### DATA EXTRACT
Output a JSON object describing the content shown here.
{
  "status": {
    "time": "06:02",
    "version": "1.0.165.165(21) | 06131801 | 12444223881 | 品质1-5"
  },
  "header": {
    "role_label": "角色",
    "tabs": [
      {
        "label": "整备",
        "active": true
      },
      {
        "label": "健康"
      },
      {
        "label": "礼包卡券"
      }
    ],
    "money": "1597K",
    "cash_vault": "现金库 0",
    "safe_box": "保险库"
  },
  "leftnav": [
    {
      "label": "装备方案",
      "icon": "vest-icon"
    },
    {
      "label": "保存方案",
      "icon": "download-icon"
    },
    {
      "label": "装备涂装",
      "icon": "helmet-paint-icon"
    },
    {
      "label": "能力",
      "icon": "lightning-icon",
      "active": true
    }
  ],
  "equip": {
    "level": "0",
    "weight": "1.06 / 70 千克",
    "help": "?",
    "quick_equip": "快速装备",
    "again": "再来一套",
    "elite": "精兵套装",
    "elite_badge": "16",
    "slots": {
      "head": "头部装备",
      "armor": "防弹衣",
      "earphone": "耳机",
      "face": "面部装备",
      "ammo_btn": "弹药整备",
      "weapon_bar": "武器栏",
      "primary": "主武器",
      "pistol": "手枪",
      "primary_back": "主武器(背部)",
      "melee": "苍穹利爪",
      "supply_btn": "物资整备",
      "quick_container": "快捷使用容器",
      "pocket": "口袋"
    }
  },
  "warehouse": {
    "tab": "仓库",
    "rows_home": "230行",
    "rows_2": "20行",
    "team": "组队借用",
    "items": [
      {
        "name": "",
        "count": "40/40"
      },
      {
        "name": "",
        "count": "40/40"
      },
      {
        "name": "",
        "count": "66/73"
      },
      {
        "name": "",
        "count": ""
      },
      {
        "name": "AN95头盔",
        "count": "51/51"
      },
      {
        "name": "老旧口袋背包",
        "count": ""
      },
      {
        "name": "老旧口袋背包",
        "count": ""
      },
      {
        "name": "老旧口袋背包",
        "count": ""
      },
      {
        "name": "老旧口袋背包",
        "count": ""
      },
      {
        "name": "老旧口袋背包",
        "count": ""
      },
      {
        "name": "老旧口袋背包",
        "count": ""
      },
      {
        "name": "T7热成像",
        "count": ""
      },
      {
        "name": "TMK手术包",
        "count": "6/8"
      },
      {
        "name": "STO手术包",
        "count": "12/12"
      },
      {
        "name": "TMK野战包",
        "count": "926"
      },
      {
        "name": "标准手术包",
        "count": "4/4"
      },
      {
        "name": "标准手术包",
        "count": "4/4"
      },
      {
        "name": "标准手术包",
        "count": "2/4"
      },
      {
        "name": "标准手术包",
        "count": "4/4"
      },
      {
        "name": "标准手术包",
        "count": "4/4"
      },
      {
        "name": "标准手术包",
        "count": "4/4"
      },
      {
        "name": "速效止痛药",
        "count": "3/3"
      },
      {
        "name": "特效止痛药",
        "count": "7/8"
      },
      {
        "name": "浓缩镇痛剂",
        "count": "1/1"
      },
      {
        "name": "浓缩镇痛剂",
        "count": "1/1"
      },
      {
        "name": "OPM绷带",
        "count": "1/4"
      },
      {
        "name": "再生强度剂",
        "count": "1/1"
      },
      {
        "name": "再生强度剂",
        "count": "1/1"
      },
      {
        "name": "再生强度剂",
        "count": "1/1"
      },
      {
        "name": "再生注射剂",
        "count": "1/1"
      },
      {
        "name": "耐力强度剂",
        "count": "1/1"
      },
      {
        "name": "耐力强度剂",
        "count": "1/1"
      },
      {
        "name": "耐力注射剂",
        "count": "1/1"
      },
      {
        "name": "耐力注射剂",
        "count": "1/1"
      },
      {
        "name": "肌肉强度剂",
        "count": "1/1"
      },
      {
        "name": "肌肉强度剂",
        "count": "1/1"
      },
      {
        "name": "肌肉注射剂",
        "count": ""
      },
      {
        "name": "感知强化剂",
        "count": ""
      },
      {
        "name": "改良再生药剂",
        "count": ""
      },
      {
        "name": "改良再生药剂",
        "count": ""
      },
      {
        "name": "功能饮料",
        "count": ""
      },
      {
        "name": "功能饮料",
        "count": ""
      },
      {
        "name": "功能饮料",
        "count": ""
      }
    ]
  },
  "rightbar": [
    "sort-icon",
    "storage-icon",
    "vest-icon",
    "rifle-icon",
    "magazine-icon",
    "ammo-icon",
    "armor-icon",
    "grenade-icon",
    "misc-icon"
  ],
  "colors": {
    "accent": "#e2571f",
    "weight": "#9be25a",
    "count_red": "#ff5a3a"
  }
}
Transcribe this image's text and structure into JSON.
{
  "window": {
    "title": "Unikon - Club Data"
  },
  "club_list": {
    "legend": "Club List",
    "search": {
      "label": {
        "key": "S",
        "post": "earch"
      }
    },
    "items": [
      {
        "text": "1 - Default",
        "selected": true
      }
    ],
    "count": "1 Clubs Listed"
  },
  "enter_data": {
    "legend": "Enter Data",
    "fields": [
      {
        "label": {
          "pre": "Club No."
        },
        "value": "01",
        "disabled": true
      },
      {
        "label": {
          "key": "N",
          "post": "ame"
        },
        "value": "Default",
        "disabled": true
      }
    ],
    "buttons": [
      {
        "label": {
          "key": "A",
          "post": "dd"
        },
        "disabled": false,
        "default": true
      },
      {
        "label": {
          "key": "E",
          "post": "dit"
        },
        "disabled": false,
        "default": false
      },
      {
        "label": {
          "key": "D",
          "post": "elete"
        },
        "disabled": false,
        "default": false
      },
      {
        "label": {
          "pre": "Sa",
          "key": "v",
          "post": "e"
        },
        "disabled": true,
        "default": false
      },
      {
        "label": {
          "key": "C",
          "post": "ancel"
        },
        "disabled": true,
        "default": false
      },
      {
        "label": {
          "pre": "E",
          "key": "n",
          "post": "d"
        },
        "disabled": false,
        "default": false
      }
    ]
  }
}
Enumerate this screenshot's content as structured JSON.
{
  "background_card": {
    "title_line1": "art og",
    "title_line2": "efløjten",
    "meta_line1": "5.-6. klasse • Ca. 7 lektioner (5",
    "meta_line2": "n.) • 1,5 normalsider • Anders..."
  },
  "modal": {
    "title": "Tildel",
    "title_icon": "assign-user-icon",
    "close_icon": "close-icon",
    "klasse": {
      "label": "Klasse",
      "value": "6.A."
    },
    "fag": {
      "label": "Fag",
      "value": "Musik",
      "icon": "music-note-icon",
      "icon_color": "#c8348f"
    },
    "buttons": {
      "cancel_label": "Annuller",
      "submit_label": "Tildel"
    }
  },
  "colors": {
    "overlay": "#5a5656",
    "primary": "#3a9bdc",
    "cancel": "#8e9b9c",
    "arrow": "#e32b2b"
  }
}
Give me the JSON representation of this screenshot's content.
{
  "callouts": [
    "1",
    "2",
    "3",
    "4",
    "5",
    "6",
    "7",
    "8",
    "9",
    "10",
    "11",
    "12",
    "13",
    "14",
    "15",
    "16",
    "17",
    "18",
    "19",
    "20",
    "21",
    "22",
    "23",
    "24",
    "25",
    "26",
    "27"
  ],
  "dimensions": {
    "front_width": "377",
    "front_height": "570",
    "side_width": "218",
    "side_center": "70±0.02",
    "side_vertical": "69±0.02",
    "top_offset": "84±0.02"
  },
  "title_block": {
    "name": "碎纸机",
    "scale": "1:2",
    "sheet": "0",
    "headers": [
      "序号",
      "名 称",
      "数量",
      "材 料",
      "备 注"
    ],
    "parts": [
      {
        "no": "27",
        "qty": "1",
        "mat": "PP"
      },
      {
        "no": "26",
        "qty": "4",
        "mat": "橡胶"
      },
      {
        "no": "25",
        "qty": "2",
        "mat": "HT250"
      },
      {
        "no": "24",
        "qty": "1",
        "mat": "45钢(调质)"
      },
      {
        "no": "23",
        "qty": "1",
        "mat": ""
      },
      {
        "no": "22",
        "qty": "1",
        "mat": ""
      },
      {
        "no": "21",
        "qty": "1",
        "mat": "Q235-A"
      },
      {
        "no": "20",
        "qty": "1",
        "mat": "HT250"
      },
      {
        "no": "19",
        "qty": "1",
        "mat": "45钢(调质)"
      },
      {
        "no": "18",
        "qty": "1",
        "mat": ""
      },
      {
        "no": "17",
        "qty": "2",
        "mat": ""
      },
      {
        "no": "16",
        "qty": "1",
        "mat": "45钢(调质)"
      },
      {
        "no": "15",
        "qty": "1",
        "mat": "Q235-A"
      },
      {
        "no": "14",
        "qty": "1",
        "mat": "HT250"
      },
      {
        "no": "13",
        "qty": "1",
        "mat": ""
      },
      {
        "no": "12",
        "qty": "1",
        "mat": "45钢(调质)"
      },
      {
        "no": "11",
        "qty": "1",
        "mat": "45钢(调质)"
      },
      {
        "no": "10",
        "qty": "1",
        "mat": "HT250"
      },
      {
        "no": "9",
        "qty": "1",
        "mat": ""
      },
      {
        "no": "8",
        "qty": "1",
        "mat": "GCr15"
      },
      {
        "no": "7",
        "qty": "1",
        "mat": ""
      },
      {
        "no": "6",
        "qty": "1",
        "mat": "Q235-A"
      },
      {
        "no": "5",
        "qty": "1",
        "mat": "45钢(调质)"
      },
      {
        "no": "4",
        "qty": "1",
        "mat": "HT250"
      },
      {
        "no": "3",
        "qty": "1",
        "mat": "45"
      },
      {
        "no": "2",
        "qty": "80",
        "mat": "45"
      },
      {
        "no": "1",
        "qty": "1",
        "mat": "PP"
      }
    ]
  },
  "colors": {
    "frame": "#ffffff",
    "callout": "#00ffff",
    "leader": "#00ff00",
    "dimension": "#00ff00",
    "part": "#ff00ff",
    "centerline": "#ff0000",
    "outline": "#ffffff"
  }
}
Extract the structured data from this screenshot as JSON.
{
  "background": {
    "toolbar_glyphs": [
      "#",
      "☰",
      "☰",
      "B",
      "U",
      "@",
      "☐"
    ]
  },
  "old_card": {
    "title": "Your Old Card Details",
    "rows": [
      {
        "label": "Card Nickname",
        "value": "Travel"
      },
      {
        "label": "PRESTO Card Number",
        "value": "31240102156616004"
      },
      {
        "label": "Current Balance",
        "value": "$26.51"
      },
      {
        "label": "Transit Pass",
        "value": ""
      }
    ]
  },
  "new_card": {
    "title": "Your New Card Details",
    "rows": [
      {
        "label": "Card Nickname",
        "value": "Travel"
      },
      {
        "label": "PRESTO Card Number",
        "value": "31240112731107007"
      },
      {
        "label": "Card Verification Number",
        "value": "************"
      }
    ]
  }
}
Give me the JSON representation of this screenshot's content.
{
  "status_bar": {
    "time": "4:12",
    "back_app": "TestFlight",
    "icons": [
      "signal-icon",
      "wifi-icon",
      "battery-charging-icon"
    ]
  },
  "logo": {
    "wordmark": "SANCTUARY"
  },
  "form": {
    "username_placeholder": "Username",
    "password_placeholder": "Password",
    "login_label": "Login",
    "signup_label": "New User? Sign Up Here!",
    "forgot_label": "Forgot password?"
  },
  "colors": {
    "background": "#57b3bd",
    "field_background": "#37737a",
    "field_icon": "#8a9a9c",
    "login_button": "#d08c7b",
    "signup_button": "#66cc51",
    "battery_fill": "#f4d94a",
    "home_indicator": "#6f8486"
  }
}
######
Collect each line containing the string "Your".

    "title": "Your Old Card Details",
    "title": "Your New Card Details",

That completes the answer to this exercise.